EXERCISE DIRECTIONS: Starting with the record containing "city-b-cell: 2.7: [623, 436, 912, 509]" and going on through the record containing "rainfall-table: Season City", write those records out again with "choice-letter" swapped for "option-letter" and everything else left as it is.
**********
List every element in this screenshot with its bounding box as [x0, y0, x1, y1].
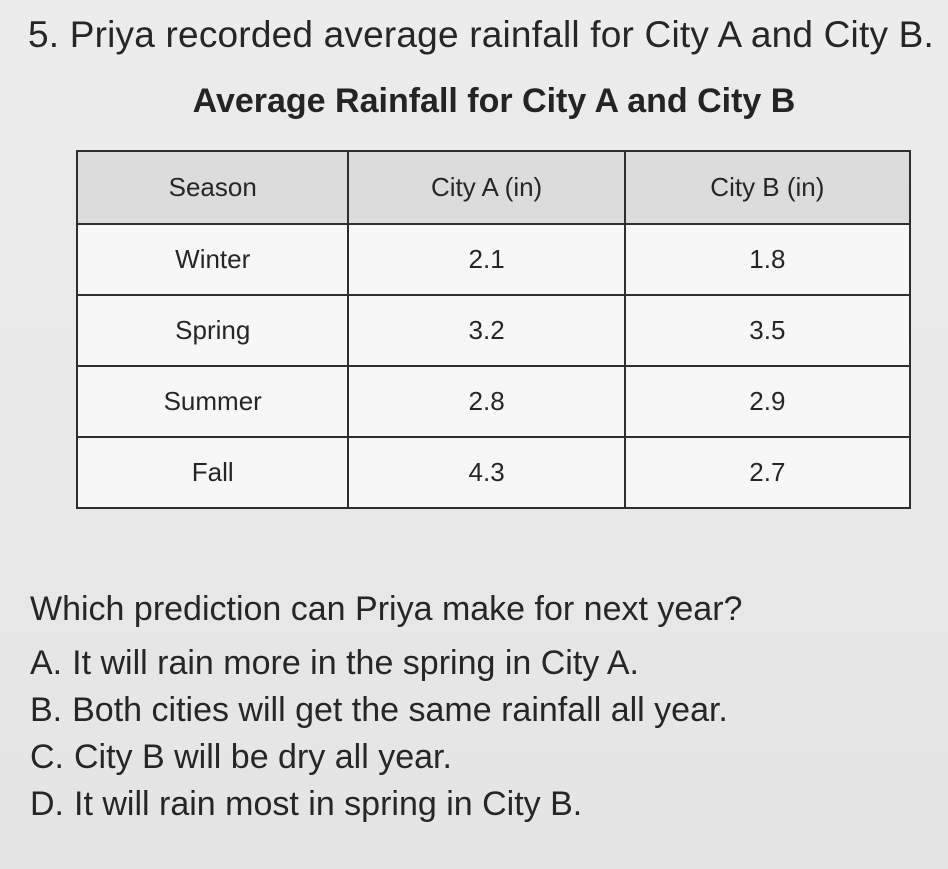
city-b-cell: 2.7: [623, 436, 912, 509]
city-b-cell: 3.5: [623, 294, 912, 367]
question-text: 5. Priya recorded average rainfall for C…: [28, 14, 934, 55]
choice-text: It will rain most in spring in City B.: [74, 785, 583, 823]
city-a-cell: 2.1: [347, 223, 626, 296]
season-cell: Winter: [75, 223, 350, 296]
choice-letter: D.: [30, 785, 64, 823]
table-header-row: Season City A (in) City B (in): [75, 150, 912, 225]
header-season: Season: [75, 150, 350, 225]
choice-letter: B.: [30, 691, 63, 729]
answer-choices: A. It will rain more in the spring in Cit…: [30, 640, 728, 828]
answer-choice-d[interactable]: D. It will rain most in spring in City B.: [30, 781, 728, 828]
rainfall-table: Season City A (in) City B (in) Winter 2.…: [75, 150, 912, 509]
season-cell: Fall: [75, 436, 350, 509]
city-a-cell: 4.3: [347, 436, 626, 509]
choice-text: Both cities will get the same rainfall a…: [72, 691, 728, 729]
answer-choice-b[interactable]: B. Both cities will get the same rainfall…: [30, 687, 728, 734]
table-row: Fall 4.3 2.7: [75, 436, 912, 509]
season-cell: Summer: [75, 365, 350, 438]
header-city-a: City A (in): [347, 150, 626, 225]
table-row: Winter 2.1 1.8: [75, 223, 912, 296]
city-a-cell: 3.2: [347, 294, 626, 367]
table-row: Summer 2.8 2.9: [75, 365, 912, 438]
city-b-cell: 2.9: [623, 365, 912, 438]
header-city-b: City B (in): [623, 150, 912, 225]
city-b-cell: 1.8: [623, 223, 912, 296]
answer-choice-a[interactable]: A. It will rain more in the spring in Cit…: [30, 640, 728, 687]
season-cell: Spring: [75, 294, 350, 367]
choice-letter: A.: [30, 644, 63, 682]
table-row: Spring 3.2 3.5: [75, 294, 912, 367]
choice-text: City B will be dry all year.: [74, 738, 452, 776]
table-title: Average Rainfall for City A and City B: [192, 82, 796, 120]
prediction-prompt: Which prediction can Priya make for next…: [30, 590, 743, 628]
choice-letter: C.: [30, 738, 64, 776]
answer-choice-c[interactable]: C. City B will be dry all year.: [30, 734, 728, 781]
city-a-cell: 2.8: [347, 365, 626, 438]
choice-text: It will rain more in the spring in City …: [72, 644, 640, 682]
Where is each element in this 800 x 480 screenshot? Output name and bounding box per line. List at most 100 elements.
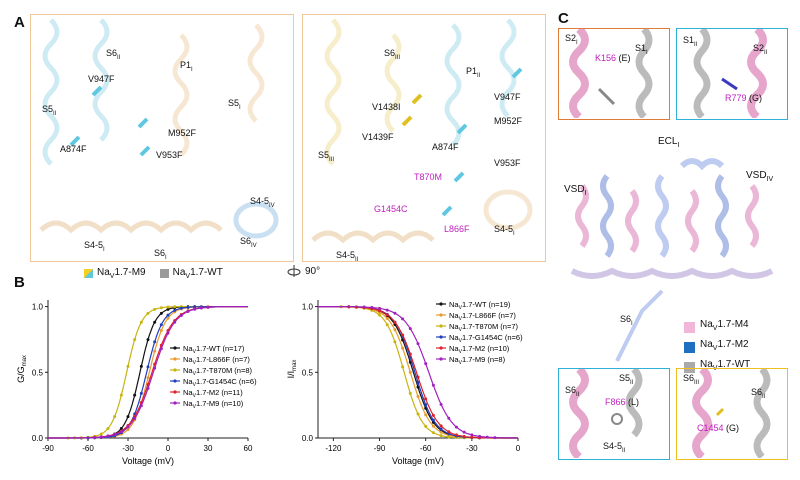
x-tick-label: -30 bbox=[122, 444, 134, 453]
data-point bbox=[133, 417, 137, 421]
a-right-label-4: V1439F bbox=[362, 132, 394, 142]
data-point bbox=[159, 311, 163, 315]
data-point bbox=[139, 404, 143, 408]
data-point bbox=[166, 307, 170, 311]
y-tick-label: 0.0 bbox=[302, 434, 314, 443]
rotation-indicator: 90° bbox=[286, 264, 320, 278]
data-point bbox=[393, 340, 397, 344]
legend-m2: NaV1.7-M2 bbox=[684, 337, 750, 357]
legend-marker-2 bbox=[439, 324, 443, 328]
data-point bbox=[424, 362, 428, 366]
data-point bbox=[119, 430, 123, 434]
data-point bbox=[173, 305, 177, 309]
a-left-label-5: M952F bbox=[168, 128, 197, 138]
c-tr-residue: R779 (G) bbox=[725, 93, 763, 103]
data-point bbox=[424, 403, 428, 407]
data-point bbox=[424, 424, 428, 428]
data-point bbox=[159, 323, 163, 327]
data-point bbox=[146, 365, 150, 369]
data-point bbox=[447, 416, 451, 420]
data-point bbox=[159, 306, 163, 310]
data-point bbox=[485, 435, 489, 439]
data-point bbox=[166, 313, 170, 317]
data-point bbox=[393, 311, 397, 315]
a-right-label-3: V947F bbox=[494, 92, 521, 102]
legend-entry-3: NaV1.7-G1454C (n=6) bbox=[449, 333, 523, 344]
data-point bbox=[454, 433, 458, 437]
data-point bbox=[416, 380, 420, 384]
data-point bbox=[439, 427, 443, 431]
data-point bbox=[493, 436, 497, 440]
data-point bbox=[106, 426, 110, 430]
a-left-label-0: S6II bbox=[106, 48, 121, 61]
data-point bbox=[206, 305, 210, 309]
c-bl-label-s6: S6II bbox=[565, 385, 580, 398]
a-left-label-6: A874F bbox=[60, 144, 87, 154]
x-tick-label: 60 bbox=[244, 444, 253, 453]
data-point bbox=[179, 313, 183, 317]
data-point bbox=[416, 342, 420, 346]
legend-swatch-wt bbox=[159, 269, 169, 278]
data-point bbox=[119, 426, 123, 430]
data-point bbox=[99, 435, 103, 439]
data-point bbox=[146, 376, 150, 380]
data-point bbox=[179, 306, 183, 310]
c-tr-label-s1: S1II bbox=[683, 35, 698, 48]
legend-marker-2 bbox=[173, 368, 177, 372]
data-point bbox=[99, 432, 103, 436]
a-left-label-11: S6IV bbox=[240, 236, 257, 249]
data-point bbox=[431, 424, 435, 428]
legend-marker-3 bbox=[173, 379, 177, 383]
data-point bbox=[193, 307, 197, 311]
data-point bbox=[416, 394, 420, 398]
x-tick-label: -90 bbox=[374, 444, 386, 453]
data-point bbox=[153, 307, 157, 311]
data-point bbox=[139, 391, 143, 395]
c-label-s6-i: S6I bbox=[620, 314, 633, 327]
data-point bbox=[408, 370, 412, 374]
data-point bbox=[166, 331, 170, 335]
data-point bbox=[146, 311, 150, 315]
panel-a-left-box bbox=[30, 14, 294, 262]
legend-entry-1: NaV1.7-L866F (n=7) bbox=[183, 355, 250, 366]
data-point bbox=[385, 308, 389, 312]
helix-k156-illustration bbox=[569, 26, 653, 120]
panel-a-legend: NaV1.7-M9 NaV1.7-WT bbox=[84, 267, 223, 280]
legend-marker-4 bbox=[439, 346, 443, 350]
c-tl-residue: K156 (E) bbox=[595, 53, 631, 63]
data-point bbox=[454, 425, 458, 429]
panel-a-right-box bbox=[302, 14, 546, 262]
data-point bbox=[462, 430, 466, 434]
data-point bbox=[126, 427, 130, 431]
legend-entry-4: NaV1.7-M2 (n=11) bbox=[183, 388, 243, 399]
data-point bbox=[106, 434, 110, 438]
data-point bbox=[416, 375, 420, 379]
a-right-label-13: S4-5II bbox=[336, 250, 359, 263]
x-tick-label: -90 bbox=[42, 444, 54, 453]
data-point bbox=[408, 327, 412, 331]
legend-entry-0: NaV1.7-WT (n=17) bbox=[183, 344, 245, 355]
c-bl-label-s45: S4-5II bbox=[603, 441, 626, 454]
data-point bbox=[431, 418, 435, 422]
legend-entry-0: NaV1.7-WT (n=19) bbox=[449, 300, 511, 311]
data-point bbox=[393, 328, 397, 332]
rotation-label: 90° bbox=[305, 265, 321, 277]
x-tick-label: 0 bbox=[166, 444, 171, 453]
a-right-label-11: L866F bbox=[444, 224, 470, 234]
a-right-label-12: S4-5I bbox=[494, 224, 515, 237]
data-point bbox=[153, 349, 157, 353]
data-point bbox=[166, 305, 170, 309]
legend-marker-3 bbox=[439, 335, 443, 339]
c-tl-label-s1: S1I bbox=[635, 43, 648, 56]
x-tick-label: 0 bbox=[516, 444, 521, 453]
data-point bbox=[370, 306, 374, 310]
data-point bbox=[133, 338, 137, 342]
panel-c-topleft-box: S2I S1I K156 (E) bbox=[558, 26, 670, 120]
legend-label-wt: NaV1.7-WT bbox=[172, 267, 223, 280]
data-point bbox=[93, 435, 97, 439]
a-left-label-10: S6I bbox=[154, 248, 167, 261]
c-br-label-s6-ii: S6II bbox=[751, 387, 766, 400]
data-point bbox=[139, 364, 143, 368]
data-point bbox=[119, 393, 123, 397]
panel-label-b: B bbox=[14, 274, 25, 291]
**********
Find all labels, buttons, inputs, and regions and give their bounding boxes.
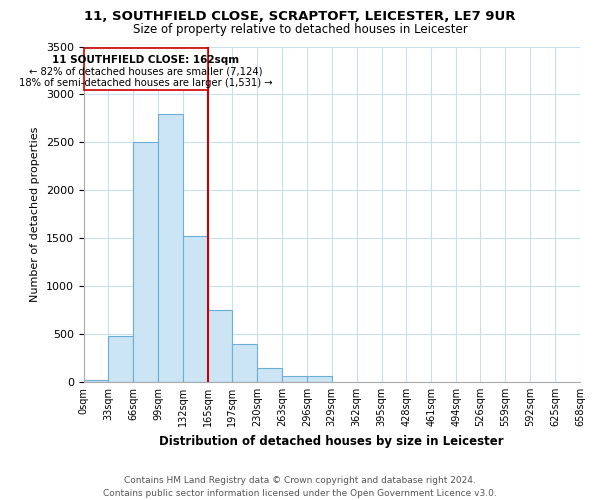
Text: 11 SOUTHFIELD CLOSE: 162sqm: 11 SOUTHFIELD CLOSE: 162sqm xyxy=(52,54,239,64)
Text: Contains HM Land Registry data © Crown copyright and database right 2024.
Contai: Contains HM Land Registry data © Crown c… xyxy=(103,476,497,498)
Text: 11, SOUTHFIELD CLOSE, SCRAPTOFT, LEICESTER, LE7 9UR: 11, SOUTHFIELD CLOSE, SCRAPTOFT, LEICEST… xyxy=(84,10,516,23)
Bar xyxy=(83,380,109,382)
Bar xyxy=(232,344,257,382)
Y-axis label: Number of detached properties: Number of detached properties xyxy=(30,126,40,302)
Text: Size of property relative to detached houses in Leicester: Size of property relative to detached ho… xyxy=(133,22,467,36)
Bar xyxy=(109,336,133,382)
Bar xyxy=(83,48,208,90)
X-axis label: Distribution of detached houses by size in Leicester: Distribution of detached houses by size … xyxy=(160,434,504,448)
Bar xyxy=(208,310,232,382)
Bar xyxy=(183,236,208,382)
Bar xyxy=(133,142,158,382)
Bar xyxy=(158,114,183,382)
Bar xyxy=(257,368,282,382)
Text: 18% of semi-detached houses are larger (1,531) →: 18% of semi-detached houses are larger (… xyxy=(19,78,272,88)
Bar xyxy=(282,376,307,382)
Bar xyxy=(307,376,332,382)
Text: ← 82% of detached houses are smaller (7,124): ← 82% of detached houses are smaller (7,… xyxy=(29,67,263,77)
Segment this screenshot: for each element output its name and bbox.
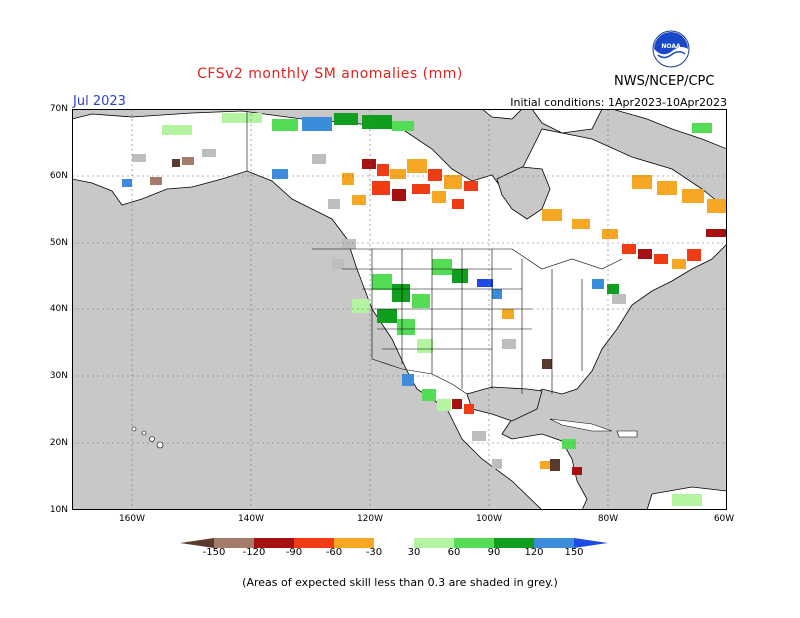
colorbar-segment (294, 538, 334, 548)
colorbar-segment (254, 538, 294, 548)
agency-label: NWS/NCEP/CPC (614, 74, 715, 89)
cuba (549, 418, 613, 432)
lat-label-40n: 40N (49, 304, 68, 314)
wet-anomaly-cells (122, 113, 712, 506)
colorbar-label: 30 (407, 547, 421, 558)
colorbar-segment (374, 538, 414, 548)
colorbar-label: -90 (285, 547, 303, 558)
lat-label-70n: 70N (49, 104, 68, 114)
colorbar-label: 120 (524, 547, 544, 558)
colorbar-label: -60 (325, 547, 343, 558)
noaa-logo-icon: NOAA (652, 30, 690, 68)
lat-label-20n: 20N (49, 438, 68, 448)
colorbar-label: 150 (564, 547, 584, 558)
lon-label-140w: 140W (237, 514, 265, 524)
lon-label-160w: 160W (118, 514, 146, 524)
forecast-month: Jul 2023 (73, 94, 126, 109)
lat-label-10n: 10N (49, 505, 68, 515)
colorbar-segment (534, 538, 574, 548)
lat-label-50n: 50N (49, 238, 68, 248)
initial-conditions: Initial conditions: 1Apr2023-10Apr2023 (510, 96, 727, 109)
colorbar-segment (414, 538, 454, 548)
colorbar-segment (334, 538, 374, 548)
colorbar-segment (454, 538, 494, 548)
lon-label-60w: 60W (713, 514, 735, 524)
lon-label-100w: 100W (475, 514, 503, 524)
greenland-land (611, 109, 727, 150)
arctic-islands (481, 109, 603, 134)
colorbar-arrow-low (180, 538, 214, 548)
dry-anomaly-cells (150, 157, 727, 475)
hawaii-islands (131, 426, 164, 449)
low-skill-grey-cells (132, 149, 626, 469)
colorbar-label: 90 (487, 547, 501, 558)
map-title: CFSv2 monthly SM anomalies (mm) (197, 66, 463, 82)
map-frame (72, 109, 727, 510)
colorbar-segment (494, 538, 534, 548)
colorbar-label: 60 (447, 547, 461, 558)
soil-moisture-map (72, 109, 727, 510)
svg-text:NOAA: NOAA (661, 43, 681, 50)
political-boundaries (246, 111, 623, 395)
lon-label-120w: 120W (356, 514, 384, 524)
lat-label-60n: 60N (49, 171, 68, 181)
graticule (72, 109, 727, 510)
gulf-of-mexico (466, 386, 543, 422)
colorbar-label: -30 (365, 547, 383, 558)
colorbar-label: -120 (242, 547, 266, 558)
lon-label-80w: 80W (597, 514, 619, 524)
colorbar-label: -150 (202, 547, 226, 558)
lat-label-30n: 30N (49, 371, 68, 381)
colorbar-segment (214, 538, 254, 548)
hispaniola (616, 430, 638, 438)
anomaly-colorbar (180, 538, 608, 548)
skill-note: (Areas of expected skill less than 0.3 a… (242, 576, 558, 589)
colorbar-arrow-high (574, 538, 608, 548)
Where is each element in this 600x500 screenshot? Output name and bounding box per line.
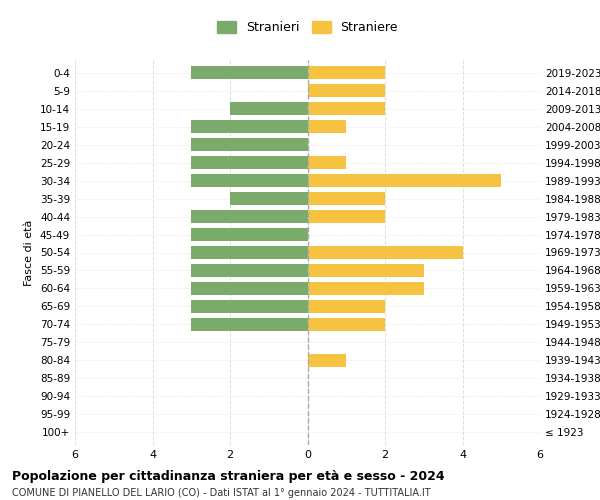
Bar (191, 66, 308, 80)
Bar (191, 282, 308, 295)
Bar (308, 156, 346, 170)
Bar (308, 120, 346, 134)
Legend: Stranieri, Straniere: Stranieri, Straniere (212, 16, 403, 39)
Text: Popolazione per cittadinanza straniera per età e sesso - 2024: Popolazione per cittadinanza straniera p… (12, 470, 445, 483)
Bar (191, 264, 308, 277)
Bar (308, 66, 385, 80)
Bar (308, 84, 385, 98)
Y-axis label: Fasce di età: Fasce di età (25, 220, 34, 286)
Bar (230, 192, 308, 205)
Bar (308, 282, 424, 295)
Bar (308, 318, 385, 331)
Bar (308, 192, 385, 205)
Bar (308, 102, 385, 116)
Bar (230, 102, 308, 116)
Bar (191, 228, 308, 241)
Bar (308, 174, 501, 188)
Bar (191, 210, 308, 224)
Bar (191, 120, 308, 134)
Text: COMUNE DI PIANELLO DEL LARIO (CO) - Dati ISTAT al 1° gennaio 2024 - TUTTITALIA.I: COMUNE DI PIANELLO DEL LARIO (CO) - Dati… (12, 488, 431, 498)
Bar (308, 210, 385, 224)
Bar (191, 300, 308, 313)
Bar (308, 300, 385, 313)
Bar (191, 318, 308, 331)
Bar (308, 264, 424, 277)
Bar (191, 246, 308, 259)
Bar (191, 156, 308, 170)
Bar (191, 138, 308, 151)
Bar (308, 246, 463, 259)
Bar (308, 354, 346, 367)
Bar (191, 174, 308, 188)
**********
WRITTEN REPLY:
city-b-cell: 2.7: [623, 436, 912, 509]
city-b-cell: 3.5: [623, 294, 912, 367]
question-text: 5. Priya recorded average rainfall for C…: [28, 14, 934, 55]
choice-text: It will rain most in spring in City B.: [74, 785, 583, 823]
city-a-cell: 2.1: [347, 223, 626, 296]
season-cell: Winter: [75, 223, 350, 296]
option-letter: D.: [30, 785, 64, 823]
table-header-row: Season City A (in) City B (in): [75, 150, 912, 225]
header-season: Season: [75, 150, 350, 225]
option-letter: B.: [30, 691, 63, 729]
answer-choices: A. It will rain more in the spring in Cit…: [30, 640, 728, 828]
answer-choice-d[interactable]: D. It will rain most in spring in City B.: [30, 781, 728, 828]
rainfall-table: Season City A (in) City B (in) Winter 2.…: [75, 150, 912, 509]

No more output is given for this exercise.